● **Exercise description**
Lines containing the word "JSON" are to be located and copied.
--- BEGIN Extracted data ---
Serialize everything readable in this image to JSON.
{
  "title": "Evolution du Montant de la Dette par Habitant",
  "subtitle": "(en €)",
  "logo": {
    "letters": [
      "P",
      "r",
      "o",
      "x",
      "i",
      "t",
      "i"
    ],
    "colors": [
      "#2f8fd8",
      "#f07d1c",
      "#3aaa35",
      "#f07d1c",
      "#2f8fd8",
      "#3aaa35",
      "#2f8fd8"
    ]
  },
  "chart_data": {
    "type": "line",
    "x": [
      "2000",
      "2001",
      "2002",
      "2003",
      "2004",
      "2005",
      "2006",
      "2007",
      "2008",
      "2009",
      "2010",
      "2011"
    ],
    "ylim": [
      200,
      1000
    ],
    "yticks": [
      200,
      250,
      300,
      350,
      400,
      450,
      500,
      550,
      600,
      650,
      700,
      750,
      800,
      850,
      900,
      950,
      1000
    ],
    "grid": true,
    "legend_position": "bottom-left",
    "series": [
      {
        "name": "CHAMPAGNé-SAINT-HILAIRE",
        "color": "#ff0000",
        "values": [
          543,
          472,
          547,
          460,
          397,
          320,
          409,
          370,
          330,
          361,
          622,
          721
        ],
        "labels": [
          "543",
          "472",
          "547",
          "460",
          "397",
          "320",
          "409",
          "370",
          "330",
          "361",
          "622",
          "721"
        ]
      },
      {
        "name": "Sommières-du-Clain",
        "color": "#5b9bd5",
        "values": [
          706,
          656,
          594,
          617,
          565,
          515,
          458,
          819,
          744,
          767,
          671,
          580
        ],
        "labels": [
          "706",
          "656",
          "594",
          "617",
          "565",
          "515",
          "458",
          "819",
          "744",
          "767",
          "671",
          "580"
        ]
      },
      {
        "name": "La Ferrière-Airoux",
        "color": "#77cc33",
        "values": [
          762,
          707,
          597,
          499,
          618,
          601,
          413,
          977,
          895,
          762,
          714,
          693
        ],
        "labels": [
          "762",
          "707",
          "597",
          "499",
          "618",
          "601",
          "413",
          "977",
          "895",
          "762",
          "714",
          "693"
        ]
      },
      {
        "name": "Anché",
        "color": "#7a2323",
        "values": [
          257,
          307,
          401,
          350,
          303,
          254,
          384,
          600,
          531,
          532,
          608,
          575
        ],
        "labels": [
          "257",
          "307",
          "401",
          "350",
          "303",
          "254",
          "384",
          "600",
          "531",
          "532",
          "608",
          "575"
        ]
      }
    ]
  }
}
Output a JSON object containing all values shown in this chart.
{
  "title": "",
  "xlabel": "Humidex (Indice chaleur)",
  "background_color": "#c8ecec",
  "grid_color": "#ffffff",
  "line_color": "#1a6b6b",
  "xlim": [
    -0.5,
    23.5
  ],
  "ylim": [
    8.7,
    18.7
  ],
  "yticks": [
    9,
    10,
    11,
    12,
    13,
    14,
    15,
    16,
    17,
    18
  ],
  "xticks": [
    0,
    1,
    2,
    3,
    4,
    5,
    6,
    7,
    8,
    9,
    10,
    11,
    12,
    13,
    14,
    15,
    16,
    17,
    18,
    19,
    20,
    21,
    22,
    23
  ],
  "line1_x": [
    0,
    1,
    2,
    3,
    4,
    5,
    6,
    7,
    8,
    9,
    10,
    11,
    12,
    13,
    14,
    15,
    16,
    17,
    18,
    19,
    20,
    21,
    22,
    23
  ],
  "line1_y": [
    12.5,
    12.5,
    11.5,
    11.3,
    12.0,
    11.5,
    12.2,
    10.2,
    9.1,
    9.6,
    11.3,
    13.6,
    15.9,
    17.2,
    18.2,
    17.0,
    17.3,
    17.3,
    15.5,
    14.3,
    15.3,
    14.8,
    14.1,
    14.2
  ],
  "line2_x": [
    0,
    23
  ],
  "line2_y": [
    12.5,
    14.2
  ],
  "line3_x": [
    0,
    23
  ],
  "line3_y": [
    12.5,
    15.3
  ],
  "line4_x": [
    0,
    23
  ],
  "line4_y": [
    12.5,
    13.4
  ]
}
--- END Extracted data ---
● **The response**
Serialize everything readable in this image to JSON.
Output a JSON object containing all values shown in this chart.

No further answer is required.